» **Objective**
Show all lines holding the string "mountain".

>> BEGIN

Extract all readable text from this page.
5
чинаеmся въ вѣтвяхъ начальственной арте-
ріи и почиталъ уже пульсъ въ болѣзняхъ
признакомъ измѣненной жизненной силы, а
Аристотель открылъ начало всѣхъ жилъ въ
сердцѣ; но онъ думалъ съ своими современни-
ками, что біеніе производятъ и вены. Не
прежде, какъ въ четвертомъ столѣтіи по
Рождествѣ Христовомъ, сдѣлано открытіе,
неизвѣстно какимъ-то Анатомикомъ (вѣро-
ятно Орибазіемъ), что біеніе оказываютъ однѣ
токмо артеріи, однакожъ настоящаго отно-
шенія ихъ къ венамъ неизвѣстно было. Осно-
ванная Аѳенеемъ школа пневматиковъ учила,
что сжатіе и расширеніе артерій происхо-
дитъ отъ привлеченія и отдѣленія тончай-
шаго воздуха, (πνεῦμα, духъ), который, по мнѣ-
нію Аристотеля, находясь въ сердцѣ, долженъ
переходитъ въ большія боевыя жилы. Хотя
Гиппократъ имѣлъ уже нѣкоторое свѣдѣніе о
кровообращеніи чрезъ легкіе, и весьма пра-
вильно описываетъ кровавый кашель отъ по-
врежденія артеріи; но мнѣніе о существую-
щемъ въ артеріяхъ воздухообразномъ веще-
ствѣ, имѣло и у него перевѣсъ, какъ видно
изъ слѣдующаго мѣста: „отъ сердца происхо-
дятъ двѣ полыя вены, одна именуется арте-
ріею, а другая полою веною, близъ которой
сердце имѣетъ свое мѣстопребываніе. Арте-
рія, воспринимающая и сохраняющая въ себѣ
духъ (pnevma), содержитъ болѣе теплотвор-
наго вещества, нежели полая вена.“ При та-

>> END
>> BEGIN

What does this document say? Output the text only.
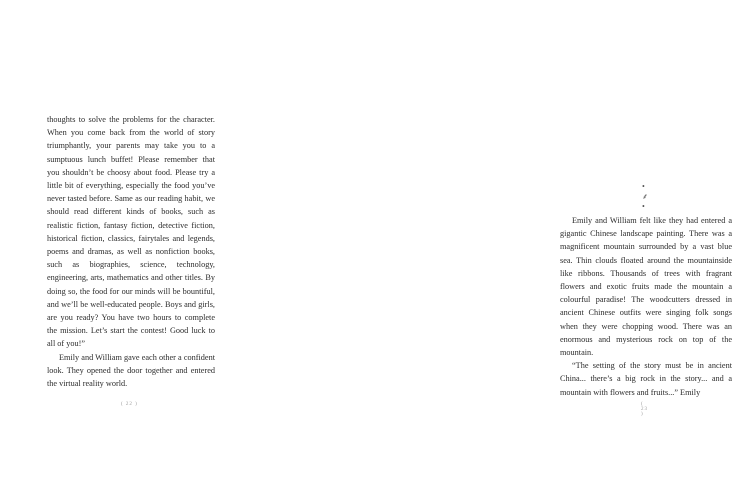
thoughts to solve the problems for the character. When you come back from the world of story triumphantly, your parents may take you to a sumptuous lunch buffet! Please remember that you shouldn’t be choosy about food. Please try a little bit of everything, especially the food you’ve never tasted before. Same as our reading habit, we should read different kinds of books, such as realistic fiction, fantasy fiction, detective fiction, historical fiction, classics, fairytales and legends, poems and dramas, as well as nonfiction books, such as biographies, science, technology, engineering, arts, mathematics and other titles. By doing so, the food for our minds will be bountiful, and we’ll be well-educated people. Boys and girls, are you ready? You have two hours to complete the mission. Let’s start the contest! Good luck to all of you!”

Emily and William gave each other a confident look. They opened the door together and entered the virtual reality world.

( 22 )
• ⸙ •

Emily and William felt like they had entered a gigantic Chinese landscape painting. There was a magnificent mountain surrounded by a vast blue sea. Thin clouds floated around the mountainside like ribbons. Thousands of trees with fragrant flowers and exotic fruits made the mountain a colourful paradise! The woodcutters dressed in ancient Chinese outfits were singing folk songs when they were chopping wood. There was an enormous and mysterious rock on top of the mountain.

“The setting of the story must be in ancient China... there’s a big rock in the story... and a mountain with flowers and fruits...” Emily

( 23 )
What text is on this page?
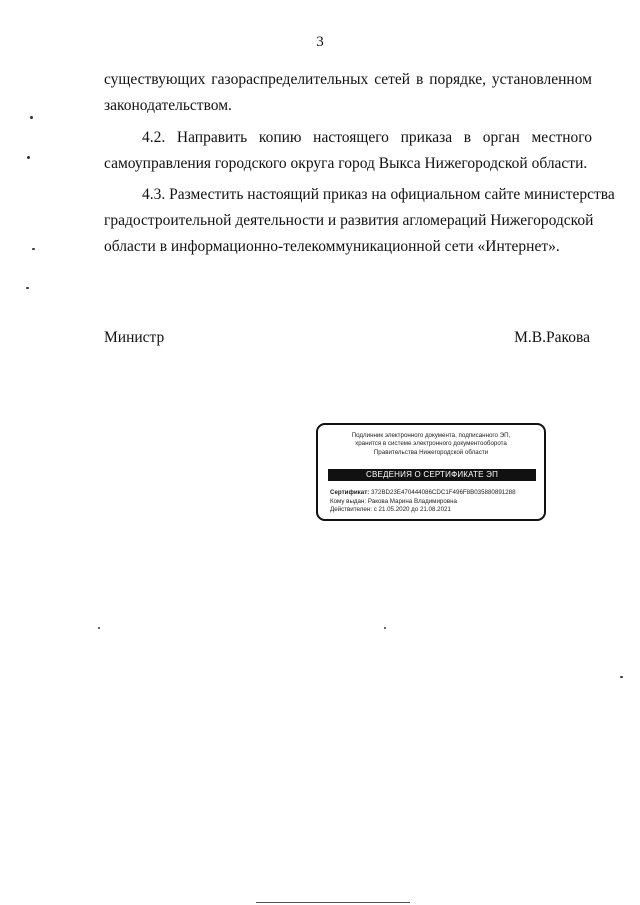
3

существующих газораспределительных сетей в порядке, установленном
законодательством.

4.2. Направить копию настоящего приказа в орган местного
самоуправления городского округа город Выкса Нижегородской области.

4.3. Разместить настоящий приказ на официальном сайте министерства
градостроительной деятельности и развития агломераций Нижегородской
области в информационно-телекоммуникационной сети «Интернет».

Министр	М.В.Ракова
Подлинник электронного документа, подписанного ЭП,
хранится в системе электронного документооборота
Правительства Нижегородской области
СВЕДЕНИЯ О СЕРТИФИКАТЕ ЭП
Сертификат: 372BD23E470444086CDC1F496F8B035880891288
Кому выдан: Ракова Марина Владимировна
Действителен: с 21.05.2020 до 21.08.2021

>> END

» **Task answer**
Emily and William felt like they had entered a gigantic Chinese landscape painting. There was a magnificent mountain surrounded by a vast blue sea. Thin clouds floated around the mountainside like ribbons. Thousands of trees with fragrant flowers and exotic fruits made the mountain a colourful paradise! The woodcutters dressed in ancient Chinese outfits were singing folk songs when they were chopping wood. There was an enormous and mysterious rock on top of the mountain.
“The setting of the story must be in ancient China... there’s a big rock in the story... and a mountain with flowers and fruits...” Emily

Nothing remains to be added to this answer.